[HN Gopher] Goroutines Under the Hood (2020)
___________________________________________________________________
Goroutines Under the Hood (2020)
Author : s3micolon0
Score : 107 points
Date : 2022-06-03 12:21 UTC (2 days ago)
(HTM) web link (osmh.dev)
(TXT) w3m dump (osmh.dev)
| rounakdatta wrote:
| While the blog is a great introductory post,
| https://www.youtube.com/watch?v=KBZlN0izeiY is a great watch if
| you're interested in the magical optimizations in goroutine
| scheduling.
| qwertox wrote:
| I've fallen in love with Python's asyncio for some time now, but
| I know that go has coroutines integrated as a first class
| citizen.
|
| This article (which I have not read but just skimmed) made me
| search for a simple example, and I landed at "A Tour of Go -
| Goroutines"[0]
|
| That is one of the cleanest examples I've ever seen on this
| topic, and it shows just how well integrated they are in the
| language.
|
| [0] https://go.dev/tour/concurrency/1
| throwaway894345 wrote:
| Having used both in production for many years, Go's model is
| waayyyy better, mostly because Python's model results in a
| bunch of runtime bugs.
|
| The least of which are type error things like forgetting to
| await an async function--these can be caught with a type
| checker (although this means you need to have a type checker
| running in your CI and annotations for all of your
| dependencies).

RECORDS PROVIDED.
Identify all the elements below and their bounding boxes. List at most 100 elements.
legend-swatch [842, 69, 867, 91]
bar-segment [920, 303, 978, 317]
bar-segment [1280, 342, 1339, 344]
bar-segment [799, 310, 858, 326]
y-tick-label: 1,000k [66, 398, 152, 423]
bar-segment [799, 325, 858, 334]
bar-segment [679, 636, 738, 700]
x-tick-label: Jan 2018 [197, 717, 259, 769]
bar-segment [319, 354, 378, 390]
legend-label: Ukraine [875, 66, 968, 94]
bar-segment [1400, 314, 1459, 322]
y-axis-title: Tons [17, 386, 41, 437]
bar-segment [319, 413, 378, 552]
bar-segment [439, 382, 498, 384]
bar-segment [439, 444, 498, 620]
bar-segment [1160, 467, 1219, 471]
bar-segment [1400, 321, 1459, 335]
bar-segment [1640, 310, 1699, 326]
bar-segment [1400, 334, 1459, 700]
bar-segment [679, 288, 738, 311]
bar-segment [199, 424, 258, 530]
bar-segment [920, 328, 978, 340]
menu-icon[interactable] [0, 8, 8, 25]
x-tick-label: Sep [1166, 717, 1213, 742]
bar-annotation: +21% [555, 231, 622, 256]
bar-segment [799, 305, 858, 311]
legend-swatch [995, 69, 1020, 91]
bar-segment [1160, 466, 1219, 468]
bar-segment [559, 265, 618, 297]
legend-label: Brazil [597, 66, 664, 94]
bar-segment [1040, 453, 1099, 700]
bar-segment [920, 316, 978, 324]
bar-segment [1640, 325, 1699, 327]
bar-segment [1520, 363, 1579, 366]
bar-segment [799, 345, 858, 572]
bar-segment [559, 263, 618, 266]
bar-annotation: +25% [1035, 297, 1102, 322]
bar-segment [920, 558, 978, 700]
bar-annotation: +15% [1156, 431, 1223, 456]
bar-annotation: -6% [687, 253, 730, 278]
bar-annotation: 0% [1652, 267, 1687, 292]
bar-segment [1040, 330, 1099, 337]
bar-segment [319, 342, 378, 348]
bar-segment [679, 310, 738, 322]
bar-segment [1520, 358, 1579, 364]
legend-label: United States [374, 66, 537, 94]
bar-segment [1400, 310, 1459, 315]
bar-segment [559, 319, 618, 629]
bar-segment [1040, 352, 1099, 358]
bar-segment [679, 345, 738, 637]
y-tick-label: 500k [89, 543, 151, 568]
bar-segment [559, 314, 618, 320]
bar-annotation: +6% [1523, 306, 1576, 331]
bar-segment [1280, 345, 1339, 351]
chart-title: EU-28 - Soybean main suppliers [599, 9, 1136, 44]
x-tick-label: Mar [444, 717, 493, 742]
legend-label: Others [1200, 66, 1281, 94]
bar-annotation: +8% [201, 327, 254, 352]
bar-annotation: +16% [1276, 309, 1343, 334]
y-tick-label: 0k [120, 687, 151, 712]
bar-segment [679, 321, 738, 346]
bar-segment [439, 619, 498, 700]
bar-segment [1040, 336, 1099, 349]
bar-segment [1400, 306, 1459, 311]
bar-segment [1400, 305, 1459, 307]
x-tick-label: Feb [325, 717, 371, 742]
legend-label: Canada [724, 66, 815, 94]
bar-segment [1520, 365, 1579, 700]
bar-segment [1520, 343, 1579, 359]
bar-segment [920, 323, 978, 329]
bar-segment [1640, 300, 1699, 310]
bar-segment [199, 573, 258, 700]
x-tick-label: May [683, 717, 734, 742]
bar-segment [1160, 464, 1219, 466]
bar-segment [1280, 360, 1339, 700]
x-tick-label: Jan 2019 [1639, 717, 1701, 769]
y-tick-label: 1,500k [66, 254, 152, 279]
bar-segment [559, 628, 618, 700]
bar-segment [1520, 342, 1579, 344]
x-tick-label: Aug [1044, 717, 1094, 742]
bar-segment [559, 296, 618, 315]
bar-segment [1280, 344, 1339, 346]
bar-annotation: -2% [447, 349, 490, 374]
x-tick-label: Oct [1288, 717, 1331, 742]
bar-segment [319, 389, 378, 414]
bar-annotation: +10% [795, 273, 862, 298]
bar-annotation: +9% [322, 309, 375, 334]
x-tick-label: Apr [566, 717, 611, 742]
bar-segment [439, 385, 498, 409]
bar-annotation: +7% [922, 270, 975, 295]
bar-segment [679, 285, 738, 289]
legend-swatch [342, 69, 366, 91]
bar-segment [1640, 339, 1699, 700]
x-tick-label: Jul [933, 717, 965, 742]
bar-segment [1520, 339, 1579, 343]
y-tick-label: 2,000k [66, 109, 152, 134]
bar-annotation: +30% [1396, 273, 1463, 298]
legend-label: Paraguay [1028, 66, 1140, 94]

WRITTEN REQUEST A.
Please list the usernames of everyone who posted a comment in the goroutines thread, not counting the person who submitted the story.
WRITTEN REQUEST B.
Pick up the goroutines thread right after its last sentence and keep writing it.

TASK OUTPUT A.
rounakdatta
qwertox
throwaway894345

TASK OUTPUT B.
|
| The most serious are the ones where someone calls a sync or
| CPU-heavy function (directly or transitively) and it starves
| the event loop causing timeouts in unrelated endpoints and
| eventually bringing down the entire application (load shedding
| can help mitigate this somewhat). Go dodges these problems by
| not having sync functions at all (everything is async under the
| covers) and parallelism means CPU-bound workloads don't block
| the whole event loop.
| aaronbwebber wrote:
| I love Go and goroutines, but...
|
| > A newly minted goroutine is given a few kilobytes
|
| a line later
|
| > It is practical to create hundreds of thousands of goroutines
| in the same address space
|
| So it's not practical to create 100s of Ks of goroutines - it's
| possible, sure, but because you incur GBs of memory overhead if
| you are actually creating that many goroutines means that for any
| practical problem you are going to want to stick to a few
| thousand goroutines. I can almost guarantee you that you have
| something better to do with those GBs of memory than store
| goroutine stacks.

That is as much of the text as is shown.